WHAT TO PRODUCE:
Among the lines below, list those containing the string "screenshot".

━━━━━━━━

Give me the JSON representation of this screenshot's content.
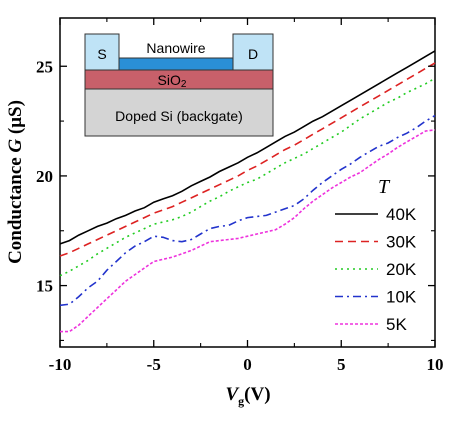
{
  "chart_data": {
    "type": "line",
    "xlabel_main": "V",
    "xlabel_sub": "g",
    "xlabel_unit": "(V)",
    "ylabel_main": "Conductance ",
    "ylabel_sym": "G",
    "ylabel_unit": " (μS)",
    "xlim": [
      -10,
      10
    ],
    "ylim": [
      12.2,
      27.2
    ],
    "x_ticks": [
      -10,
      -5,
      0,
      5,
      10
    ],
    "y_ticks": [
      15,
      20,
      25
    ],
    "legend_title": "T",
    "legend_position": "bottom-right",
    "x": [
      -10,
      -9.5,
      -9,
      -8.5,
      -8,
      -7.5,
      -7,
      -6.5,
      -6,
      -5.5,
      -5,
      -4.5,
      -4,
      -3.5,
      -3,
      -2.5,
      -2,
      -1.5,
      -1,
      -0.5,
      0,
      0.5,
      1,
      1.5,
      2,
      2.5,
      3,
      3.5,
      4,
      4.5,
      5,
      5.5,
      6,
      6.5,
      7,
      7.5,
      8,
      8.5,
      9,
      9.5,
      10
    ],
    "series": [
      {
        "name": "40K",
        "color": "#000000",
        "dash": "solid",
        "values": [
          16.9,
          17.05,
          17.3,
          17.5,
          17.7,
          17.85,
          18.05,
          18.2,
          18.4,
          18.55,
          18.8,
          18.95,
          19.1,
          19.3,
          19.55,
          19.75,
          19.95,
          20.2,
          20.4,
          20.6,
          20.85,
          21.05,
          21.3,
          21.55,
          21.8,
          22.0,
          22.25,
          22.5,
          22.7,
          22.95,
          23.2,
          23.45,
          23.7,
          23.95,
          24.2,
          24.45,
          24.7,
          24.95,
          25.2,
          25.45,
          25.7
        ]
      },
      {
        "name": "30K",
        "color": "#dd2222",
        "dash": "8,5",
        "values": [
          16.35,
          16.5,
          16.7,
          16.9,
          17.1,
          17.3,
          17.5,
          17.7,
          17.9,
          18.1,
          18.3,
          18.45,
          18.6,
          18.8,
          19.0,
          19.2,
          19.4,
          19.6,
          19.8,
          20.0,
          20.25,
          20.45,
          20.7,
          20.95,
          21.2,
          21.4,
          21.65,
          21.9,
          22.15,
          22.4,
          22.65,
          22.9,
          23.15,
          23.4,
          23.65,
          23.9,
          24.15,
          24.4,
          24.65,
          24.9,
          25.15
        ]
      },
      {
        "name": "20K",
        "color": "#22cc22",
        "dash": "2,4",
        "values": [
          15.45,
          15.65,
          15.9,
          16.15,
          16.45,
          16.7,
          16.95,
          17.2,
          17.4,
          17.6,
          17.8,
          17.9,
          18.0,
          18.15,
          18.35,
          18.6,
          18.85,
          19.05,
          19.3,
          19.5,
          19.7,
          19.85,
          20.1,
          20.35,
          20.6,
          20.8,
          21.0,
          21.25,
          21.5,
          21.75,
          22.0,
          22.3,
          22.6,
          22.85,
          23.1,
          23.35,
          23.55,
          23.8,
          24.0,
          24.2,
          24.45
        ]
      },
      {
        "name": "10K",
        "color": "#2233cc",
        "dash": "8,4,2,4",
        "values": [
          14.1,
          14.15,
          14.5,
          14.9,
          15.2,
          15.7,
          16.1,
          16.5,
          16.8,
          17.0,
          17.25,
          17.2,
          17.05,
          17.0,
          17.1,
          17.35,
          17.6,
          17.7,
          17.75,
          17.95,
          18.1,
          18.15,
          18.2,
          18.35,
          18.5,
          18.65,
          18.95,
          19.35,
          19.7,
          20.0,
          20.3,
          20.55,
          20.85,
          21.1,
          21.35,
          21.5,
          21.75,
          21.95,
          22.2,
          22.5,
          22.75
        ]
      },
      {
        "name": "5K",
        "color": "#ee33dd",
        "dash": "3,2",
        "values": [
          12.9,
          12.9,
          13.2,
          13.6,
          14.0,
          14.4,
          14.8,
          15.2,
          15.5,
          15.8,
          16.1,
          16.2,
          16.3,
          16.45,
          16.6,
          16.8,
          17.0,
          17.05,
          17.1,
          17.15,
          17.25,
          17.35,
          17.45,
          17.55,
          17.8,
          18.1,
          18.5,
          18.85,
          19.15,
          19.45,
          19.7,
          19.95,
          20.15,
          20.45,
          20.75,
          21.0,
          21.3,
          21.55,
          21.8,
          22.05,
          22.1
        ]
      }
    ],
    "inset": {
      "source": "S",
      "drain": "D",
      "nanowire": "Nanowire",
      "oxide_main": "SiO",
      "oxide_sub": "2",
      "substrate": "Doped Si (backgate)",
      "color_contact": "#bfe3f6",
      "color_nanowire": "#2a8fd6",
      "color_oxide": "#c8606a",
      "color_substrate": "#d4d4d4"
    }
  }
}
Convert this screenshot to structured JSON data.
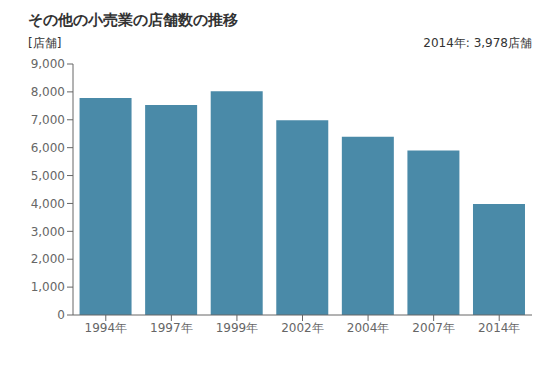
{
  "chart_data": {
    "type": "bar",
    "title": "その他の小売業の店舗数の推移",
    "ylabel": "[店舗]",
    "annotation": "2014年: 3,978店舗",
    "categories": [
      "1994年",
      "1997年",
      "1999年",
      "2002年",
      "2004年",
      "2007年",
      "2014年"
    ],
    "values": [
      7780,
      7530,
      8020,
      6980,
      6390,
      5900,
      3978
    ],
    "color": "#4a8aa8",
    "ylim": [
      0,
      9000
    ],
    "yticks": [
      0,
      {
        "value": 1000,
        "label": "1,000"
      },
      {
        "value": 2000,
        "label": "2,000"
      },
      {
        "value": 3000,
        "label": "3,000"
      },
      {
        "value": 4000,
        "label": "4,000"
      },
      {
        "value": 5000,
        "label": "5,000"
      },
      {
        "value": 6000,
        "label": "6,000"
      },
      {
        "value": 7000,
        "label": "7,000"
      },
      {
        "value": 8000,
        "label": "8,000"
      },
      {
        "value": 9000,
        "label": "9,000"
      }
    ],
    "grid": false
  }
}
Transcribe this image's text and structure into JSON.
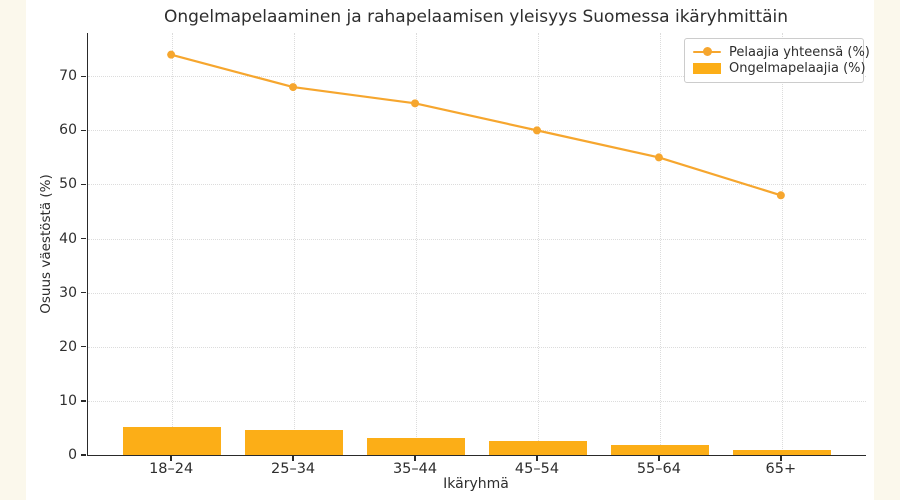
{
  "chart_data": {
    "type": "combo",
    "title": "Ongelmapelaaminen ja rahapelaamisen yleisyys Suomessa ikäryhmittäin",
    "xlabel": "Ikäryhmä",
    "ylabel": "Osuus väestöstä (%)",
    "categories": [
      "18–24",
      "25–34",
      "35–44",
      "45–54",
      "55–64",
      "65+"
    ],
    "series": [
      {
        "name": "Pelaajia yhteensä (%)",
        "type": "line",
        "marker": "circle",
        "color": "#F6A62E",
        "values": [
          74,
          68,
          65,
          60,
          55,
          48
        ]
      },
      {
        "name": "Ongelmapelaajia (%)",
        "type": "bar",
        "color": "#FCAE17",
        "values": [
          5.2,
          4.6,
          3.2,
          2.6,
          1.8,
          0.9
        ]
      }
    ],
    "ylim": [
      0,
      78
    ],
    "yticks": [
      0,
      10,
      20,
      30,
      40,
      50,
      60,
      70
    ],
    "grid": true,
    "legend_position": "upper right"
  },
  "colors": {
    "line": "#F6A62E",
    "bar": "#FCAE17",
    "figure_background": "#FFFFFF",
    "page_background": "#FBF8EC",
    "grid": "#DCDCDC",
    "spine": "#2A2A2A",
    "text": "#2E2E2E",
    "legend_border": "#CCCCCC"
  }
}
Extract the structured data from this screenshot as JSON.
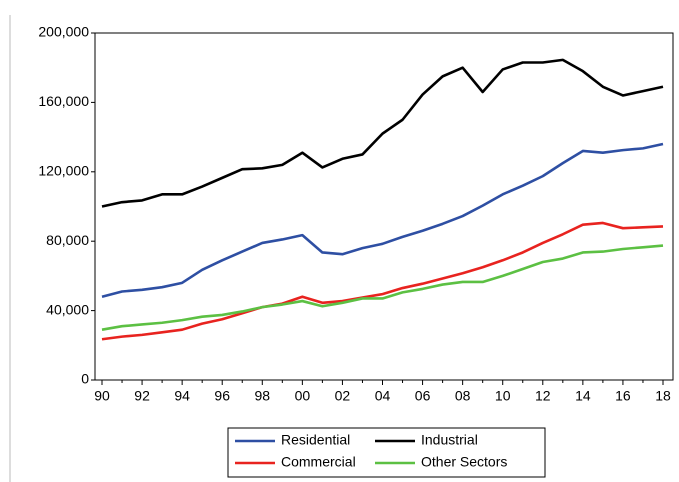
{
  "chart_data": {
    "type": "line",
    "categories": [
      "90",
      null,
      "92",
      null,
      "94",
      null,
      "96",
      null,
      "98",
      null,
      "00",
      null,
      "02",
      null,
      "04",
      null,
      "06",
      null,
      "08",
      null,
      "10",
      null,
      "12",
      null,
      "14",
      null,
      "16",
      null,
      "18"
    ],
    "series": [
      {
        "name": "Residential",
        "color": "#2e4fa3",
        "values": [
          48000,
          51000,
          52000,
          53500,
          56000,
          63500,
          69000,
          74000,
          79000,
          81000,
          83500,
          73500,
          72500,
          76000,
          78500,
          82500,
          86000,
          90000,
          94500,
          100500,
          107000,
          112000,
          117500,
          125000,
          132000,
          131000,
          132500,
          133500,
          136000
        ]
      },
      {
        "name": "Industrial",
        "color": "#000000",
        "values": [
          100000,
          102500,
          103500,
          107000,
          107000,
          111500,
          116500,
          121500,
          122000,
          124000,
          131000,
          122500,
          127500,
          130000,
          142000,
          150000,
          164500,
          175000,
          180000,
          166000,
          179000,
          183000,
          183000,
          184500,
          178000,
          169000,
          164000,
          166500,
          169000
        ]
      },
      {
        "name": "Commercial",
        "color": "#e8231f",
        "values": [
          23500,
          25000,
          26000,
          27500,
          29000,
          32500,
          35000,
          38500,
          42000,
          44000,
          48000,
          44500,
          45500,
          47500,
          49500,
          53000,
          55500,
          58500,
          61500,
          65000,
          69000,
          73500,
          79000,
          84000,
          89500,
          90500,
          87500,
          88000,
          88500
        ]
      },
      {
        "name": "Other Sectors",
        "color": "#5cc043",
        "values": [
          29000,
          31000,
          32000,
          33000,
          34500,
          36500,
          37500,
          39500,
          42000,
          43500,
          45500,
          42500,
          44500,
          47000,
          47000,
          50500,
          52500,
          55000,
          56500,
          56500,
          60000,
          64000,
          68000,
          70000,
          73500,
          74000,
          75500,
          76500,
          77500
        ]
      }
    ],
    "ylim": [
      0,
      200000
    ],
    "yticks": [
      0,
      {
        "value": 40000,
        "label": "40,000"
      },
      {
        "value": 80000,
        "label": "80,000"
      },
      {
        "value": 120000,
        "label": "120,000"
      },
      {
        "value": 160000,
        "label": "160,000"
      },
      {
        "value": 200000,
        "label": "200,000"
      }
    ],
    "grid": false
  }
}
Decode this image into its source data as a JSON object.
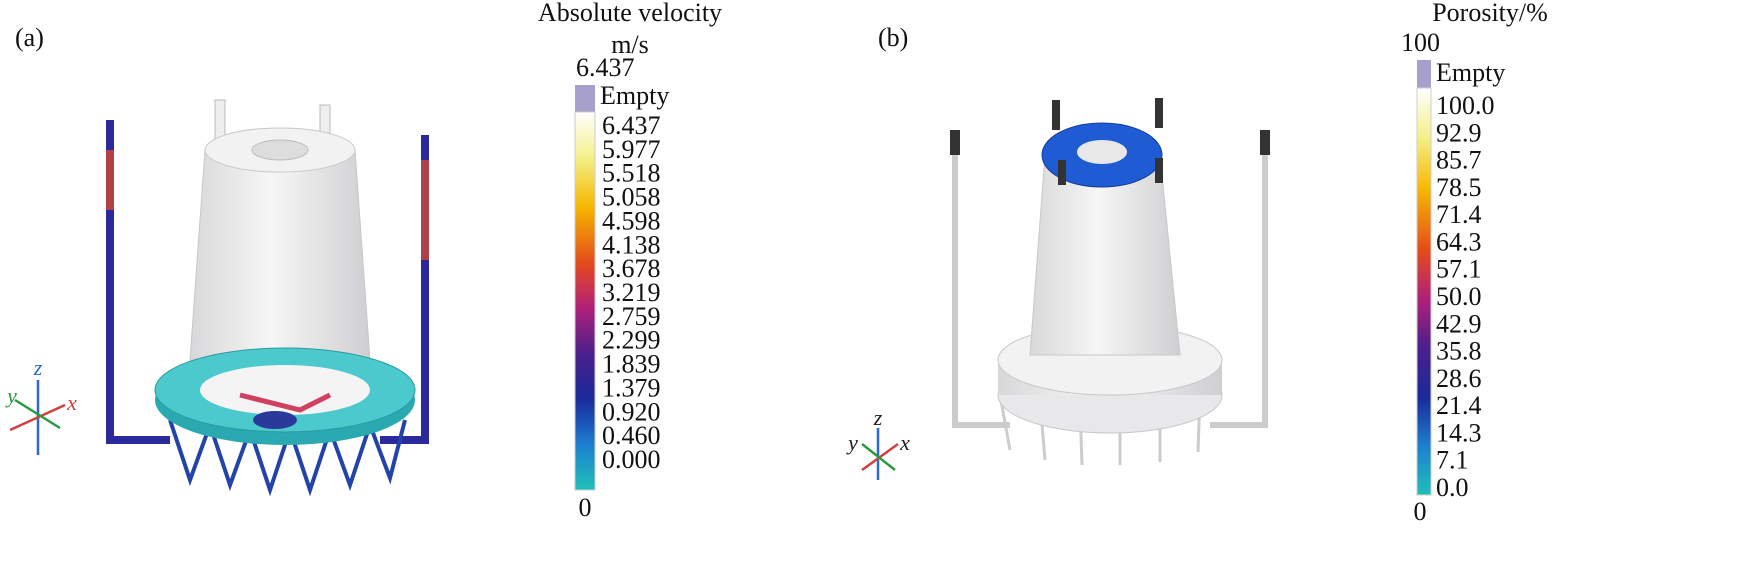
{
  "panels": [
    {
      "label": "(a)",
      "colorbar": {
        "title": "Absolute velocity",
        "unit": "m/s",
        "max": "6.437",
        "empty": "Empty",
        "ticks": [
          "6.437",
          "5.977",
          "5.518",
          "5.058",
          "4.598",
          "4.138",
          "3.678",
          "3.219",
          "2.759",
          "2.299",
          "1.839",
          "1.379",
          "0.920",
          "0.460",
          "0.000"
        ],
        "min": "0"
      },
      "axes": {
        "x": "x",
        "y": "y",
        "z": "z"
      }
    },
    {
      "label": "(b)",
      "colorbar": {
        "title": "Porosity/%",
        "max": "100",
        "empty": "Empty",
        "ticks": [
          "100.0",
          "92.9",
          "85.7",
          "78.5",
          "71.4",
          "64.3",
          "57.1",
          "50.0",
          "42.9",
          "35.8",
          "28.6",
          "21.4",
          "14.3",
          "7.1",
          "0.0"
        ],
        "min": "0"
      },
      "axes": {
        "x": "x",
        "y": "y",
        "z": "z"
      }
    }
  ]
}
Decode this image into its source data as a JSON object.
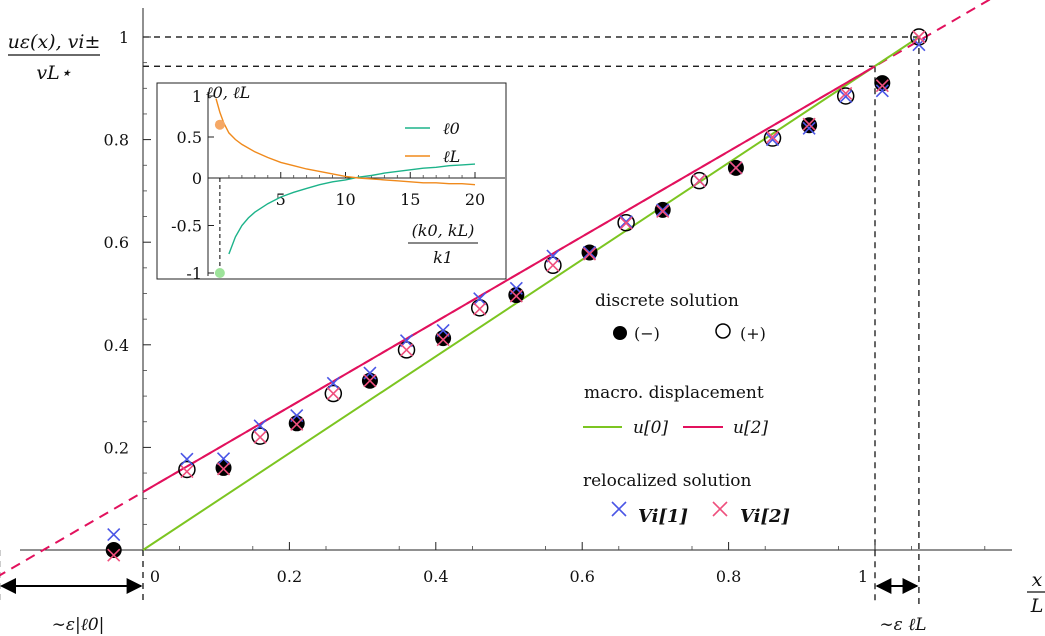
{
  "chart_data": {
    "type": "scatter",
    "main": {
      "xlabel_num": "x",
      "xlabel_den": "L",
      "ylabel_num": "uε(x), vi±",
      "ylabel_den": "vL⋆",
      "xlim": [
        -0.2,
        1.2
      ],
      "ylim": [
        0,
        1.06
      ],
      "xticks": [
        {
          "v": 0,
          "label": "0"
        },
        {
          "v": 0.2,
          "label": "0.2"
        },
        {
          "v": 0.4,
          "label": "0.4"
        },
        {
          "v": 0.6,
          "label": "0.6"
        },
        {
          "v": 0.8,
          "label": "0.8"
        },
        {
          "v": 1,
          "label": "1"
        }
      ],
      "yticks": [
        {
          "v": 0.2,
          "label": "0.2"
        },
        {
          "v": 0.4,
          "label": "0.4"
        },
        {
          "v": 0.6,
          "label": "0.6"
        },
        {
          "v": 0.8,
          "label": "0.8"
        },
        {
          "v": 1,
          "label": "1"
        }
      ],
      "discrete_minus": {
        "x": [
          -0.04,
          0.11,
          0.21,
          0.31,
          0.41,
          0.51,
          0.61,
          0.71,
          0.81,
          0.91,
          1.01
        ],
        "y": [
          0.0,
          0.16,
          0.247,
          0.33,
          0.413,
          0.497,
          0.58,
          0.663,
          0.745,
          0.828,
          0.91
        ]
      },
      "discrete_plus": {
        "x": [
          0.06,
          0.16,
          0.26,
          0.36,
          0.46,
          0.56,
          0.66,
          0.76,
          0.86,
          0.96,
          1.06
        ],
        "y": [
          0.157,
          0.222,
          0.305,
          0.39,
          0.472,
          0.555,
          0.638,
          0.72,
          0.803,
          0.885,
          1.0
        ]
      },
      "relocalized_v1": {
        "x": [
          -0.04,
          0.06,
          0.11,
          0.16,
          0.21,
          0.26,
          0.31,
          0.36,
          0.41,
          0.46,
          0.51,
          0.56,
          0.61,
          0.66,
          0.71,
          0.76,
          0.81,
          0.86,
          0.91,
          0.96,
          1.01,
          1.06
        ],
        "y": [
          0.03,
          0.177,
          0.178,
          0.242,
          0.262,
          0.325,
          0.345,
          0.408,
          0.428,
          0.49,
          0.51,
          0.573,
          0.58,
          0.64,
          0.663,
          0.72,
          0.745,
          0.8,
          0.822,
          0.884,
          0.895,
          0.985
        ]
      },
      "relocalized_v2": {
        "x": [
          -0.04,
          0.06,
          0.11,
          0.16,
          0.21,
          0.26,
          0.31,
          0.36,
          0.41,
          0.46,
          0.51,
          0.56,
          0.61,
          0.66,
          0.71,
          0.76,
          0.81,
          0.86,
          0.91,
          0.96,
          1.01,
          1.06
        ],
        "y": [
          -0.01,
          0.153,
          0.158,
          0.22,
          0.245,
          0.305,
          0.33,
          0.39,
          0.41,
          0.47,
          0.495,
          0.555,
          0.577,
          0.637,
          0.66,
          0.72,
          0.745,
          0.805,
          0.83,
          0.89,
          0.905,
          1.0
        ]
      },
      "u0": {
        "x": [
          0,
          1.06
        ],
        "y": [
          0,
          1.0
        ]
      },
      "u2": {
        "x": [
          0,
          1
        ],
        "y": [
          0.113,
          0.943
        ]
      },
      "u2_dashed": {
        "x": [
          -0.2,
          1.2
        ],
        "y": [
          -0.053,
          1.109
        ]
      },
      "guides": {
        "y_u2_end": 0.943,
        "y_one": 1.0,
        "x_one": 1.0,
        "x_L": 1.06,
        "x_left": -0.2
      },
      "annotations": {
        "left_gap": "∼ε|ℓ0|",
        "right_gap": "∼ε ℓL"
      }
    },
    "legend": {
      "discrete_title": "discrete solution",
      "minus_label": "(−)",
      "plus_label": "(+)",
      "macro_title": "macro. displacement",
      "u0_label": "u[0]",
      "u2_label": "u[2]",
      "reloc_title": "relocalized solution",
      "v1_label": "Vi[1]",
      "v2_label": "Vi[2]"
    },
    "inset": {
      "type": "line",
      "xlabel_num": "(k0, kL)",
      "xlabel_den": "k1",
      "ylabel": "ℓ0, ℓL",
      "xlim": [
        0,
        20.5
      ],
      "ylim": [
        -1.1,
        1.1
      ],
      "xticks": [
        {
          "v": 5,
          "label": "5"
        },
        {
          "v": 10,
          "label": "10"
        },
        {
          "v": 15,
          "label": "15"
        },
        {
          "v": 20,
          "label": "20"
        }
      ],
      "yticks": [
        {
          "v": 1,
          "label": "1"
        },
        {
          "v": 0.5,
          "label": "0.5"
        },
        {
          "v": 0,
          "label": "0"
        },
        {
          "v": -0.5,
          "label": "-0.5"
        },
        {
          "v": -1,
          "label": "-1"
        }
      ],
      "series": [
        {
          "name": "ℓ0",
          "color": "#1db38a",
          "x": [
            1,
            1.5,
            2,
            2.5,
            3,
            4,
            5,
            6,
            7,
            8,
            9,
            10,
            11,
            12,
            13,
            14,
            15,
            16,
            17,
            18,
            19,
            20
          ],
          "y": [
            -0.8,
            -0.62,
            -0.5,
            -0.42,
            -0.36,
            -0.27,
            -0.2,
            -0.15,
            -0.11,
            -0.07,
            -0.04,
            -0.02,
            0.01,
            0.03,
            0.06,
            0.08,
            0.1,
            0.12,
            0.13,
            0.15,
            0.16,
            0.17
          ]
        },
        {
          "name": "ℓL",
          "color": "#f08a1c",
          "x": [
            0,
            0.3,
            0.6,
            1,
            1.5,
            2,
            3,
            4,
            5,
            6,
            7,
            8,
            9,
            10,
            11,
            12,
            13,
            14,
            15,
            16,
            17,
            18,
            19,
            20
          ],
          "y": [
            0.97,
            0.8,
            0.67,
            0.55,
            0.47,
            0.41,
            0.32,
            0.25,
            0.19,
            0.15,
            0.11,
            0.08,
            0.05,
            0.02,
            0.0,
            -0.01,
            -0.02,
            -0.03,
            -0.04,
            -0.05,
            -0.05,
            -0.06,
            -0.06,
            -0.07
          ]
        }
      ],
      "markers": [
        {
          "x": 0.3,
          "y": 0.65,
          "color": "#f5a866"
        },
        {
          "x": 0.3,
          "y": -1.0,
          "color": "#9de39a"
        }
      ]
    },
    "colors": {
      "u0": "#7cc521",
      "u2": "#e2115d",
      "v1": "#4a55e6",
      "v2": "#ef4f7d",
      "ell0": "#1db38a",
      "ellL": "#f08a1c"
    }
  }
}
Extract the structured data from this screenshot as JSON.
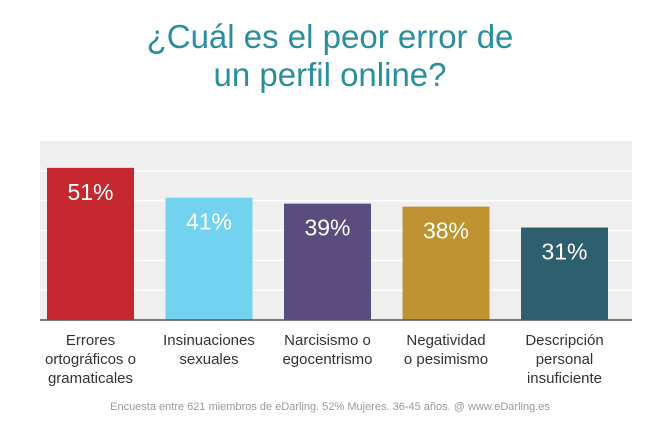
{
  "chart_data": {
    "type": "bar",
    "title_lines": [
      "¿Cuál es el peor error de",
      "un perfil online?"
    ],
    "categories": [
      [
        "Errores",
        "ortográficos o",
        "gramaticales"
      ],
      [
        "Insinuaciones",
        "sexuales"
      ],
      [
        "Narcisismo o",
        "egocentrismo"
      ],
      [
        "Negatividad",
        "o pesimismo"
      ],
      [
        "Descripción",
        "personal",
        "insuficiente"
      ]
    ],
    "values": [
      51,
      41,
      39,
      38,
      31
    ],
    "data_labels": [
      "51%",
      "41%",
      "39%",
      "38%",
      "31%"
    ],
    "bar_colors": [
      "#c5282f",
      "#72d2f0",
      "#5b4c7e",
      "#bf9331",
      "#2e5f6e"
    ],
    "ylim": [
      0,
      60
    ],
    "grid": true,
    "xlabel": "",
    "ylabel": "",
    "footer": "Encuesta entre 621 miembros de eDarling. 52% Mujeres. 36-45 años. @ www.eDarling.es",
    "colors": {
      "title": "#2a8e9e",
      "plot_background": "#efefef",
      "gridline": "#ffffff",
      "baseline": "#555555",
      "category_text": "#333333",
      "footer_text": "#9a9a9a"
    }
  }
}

━━━━━━━━

WRITTEN RESPONSE:
Give me the JSON representation of this screenshot's content.
Convert this screenshot to structured JSON data.
Extract the structured data from this screenshot as JSON.
Extract the structured data from this screenshot as JSON.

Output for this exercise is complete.